Problem details » Transcribe all the entries word for word, skipping the pictures.

*** Data for processing ***

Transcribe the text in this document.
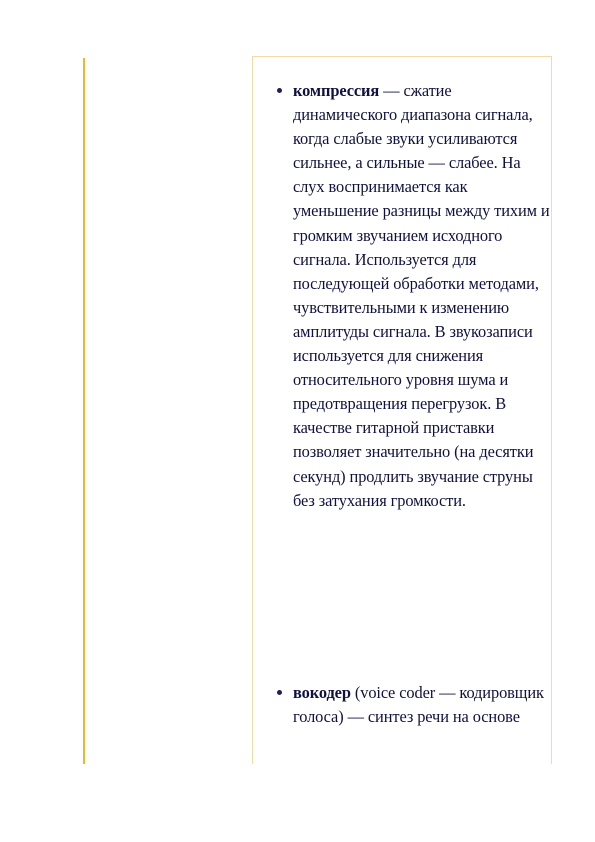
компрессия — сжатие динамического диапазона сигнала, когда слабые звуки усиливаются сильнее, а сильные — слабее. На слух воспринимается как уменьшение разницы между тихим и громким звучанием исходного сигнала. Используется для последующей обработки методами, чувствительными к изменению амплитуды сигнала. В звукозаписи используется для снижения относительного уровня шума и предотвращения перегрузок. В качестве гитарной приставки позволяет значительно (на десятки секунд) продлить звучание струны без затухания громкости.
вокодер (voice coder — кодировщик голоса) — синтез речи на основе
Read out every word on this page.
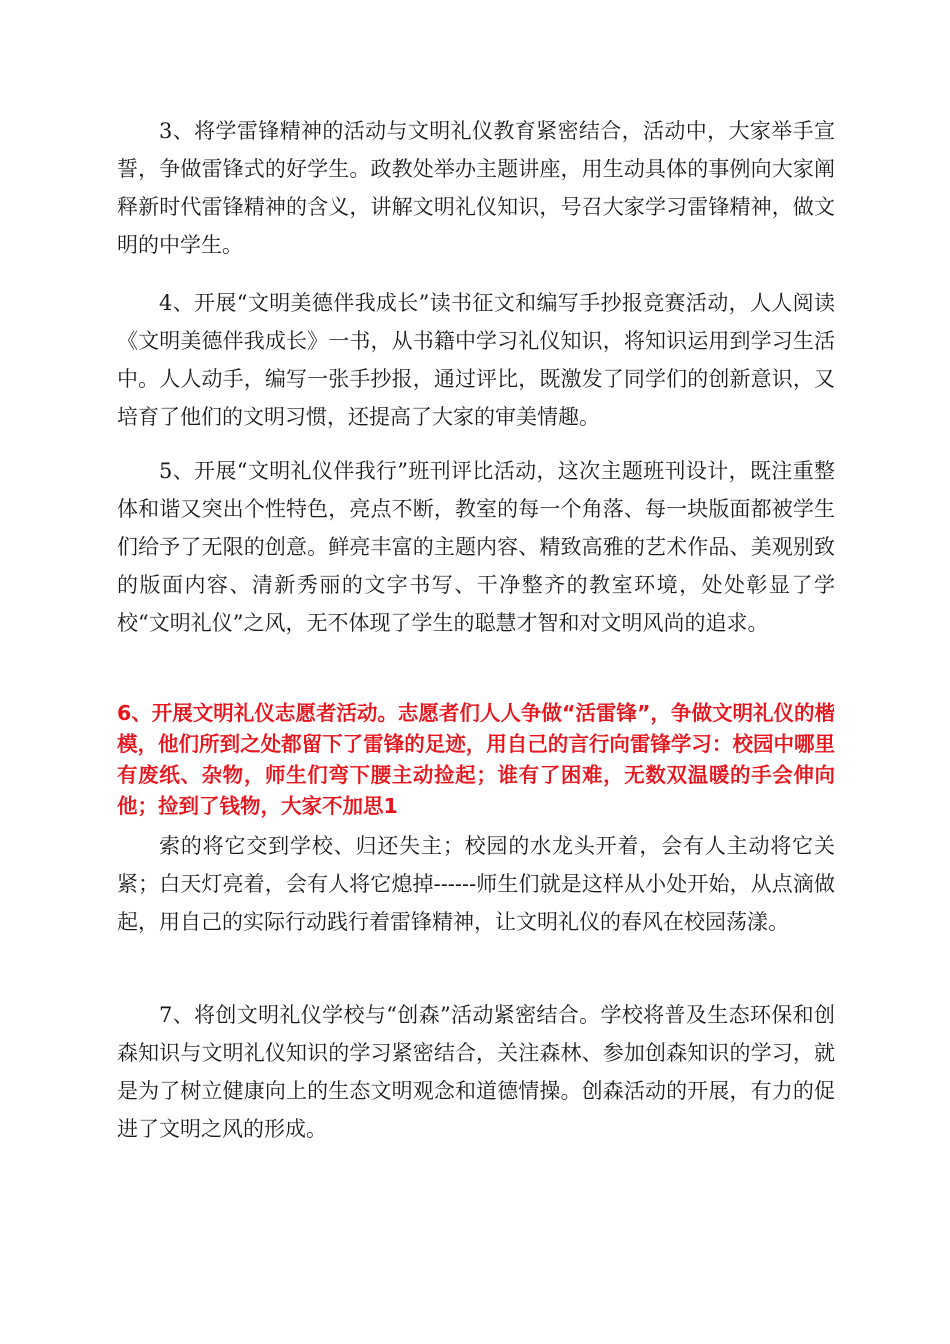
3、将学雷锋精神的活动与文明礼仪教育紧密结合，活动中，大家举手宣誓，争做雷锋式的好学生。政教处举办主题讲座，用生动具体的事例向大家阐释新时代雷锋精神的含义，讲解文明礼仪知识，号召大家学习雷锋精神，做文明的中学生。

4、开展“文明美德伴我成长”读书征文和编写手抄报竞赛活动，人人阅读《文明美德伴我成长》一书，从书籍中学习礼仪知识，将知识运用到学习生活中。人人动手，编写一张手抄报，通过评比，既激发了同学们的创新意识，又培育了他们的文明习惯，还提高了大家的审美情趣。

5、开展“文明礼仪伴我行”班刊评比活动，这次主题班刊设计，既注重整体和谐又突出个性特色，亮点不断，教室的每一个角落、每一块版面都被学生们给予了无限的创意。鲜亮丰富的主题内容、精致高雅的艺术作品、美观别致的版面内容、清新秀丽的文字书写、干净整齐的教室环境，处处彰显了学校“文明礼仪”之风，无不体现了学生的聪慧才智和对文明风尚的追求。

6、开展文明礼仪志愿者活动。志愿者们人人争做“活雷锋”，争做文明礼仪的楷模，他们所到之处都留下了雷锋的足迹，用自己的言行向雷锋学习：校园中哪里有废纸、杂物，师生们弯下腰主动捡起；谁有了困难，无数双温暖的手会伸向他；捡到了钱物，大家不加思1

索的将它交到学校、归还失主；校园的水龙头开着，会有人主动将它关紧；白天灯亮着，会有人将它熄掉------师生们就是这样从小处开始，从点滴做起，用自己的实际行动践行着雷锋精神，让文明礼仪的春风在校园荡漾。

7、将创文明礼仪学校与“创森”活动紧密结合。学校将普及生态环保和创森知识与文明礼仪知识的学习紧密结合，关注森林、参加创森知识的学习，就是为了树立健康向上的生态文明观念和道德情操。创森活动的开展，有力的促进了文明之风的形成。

***

Solution for this task »
Transcribe the text in this document.
компрессия — сжатие динамического диапазона сигнала, когда слабые звуки усиливаются сильнее, а сильные — слабее. На слух воспринимается как уменьшение разницы между тихим и громким звучанием исходного сигнала. Используется для последующей обработки методами, чувствительными к изменению амплитуды сигнала. В звукозаписи используется для снижения относительного уровня шума и предотвращения перегрузок. В качестве гитарной приставки позволяет значительно (на десятки секунд) продлить звучание струны без затухания громкости.
вокодер (voice coder — кодировщик голоса) — синтез речи на основе
Read out every word on this page.
3、将学雷锋精神的活动与文明礼仪教育紧密结合，活动中，大家举手宣誓，争做雷锋式的好学生。政教处举办主题讲座，用生动具体的事例向大家阐释新时代雷锋精神的含义，讲解文明礼仪知识，号召大家学习雷锋精神，做文明的中学生。

4、开展“文明美德伴我成长”读书征文和编写手抄报竞赛活动，人人阅读《文明美德伴我成长》一书，从书籍中学习礼仪知识，将知识运用到学习生活中。人人动手，编写一张手抄报，通过评比，既激发了同学们的创新意识，又培育了他们的文明习惯，还提高了大家的审美情趣。

5、开展“文明礼仪伴我行”班刊评比活动，这次主题班刊设计，既注重整体和谐又突出个性特色，亮点不断，教室的每一个角落、每一块版面都被学生们给予了无限的创意。鲜亮丰富的主题内容、精致高雅的艺术作品、美观别致的版面内容、清新秀丽的文字书写、干净整齐的教室环境，处处彰显了学校“文明礼仪”之风，无不体现了学生的聪慧才智和对文明风尚的追求。

6、开展文明礼仪志愿者活动。志愿者们人人争做“活雷锋”，争做文明礼仪的楷模，他们所到之处都留下了雷锋的足迹，用自己的言行向雷锋学习：校园中哪里有废纸、杂物，师生们弯下腰主动捡起；谁有了困难，无数双温暖的手会伸向他；捡到了钱物，大家不加思1

索的将它交到学校、归还失主；校园的水龙头开着，会有人主动将它关紧；白天灯亮着，会有人将它熄掉------师生们就是这样从小处开始，从点滴做起，用自己的实际行动践行着雷锋精神，让文明礼仪的春风在校园荡漾。

7、将创文明礼仪学校与“创森”活动紧密结合。学校将普及生态环保和创森知识与文明礼仪知识的学习紧密结合，关注森林、参加创森知识的学习，就是为了树立健康向上的生态文明观念和道德情操。创森活动的开展，有力的促进了文明之风的形成。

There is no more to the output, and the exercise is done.